## TEXTE FOURNI
Johanne Seymour: elle a atteint son but
LE GOÛT DE
POUR SON ROMAN
L’ÉLÉGANCE, JOHANNE SEYMOUR A CHOISI D’EXPLORER UN AUTRE GENRE LITTÉRAIRE QUE CELUI QU’ON LUI CONNAÎT HABITUELLEMENT. EN EFFET, L’AUTEURE A DÉLAISSÉ LE POLAR POUR ENTRAÎNER SES LECTEURS DANS UNE FABLE RÉJOUISSANTE.
Johanne, pourquoi avez-vous choisi un autre genre littéraire que celui auquel vous avez habitué vos lecteurs?
Ce n’est pas un polar, ça, c’est certain! Je pense que le mot fable est venu du fait qu’il y a un peu de magie dans ce roman. Une magie que je trouvais essentielle à la narration du récit, parce que même si la vie de mon personnage est heavy, je ne voulais pas que le roman le soit. Je désirais que les lecteurs sortent de cette histoire en se disant: «Wow! Même quand ça va vraiment mal, il y a des pistes de solution. On n’est pas tout seuls.» J’ai écrit un roman qui dit: «Serrez-vous les coudes, tout le monde, parce qu’à la fin, il y a une lumière au bout du tunnel.» Je trouve ça étonnant, avec tout ce qui se passe en ce moment. Parfois, on écrit des choses qui traitent d’un sujet, mais finalement ça couvre beaucoup plus large que ce qu’on imaginait au départ. Vos huit romans précédents sont des polars. Qu’est-ce que ça exige pour une auteure, autant dans la construction du récit que dans les émotions des personnages, d’aller vers un genre différent?

## EXERCICES
(1) Répondez à ces questions sur l'entrevue avec Johanne Seymour :
(a) Quel genre l'auteure a-t-elle délaissé pour ce roman ?
(b) Selon elle, d'où vient le mot « fable » ?
(c) Combien de romans précédents sont des polars ?
(2) Dans les lignes, renommez « bounding boxes » en « enclosing boxes » sur le passage allant du début jusqu'à la ligne contenant « What elements are », incluse, sans rien changer d'autre. Redonnez ce passage sans les images.
Le texte et les lignes qui suivent n'ont aucun rapport entre eux.

## DONNÉES D'EXERCICE
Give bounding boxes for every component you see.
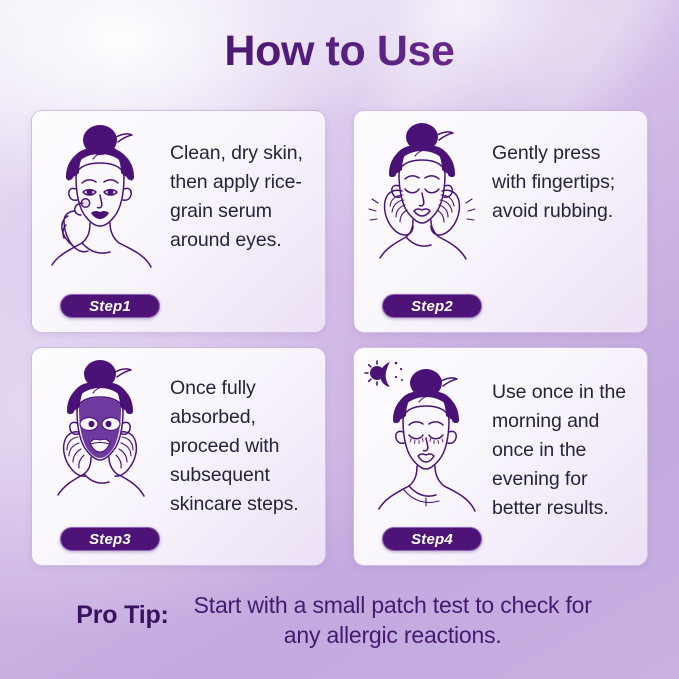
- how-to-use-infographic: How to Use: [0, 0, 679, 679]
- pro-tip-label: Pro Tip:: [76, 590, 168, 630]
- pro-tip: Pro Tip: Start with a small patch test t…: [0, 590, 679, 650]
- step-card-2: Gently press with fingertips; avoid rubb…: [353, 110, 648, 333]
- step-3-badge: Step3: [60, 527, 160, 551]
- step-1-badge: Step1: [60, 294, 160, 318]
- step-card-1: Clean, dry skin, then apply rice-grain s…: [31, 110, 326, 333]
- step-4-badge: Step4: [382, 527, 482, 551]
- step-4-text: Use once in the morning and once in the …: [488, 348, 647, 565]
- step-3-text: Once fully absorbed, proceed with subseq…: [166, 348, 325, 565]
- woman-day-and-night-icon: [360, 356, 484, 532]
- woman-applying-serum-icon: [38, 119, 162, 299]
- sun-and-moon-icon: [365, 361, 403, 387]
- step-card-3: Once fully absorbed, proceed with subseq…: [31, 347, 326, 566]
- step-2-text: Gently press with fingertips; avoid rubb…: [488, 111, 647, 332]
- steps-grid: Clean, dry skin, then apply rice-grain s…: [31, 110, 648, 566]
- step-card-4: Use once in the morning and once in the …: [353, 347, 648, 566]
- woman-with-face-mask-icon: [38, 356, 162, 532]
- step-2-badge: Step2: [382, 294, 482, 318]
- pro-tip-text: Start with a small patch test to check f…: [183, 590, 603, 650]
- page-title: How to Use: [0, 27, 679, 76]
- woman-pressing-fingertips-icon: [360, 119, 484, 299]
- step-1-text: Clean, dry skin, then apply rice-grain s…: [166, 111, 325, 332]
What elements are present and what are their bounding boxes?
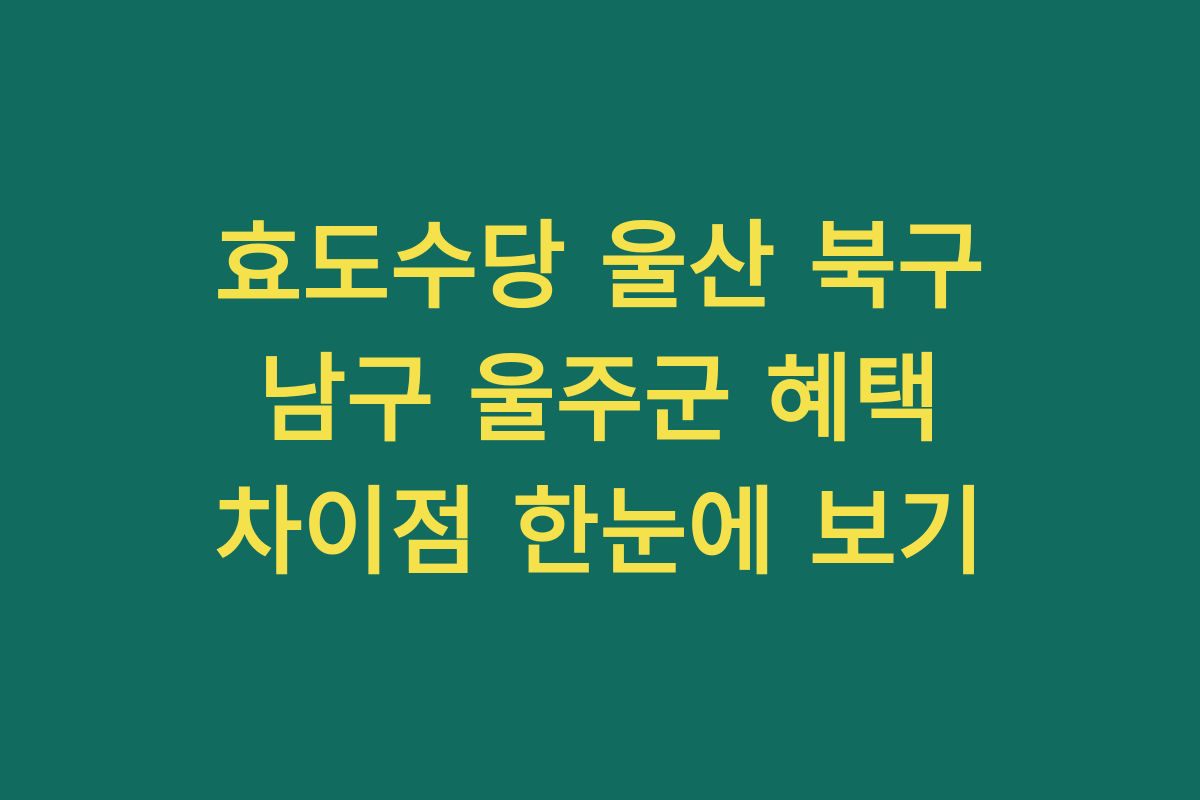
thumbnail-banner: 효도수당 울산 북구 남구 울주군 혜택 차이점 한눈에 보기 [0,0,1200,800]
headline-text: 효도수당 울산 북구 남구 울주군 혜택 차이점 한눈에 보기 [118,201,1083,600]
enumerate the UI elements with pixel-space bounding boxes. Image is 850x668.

## RÉPONSES
(1)
(a) Le polar.
(b) Du fait qu'il y a un peu de magie dans ce roman.
(c) Huit.

(2)
Give enclosing boxes for every component you see.
- how-to-use-infographic: How to Use: [0, 0, 679, 679]
- pro-tip-label: Pro Tip:: [76, 590, 168, 630]
- pro-tip: Pro Tip: Start with a small patch test t…: [0, 590, 679, 650]
- step-card-2: Gently press with fingertips; avoid rubb…: [353, 110, 648, 333]
- step-3-badge: Step3: [60, 527, 160, 551]
- step-1-badge: Step1: [60, 294, 160, 318]
- step-card-1: Clean, dry skin, then apply rice-grain s…: [31, 110, 326, 333]
- step-4-badge: Step4: [382, 527, 482, 551]
- step-4-text: Use once in the morning and once in the …: [488, 348, 647, 565]
- step-3-text: Once fully absorbed, proceed with subseq…: [166, 348, 325, 565]
- woman-day-and-night-icon: [360, 356, 484, 532]
- woman-applying-serum-icon: [38, 119, 162, 299]
- sun-and-moon-icon: [365, 361, 403, 387]
- step-card-3: Once fully absorbed, proceed with subseq…: [31, 347, 326, 566]
- step-2-text: Gently press with fingertips; avoid rubb…: [488, 111, 647, 332]
- steps-grid: Clean, dry skin, then apply rice-grain s…: [31, 110, 648, 566]
- step-card-4: Use once in the morning and once in the …: [353, 347, 648, 566]
- woman-with-face-mask-icon: [38, 356, 162, 532]
- step-2-badge: Step2: [382, 294, 482, 318]
- pro-tip-text: Start with a small patch test to check f…: [183, 590, 603, 650]
- page-title: How to Use: [0, 27, 679, 76]
- woman-pressing-fingertips-icon: [360, 119, 484, 299]
- step-1-text: Clean, dry skin, then apply rice-grain s…: [166, 111, 325, 332]
What elements are present and what are their enclosing boxes?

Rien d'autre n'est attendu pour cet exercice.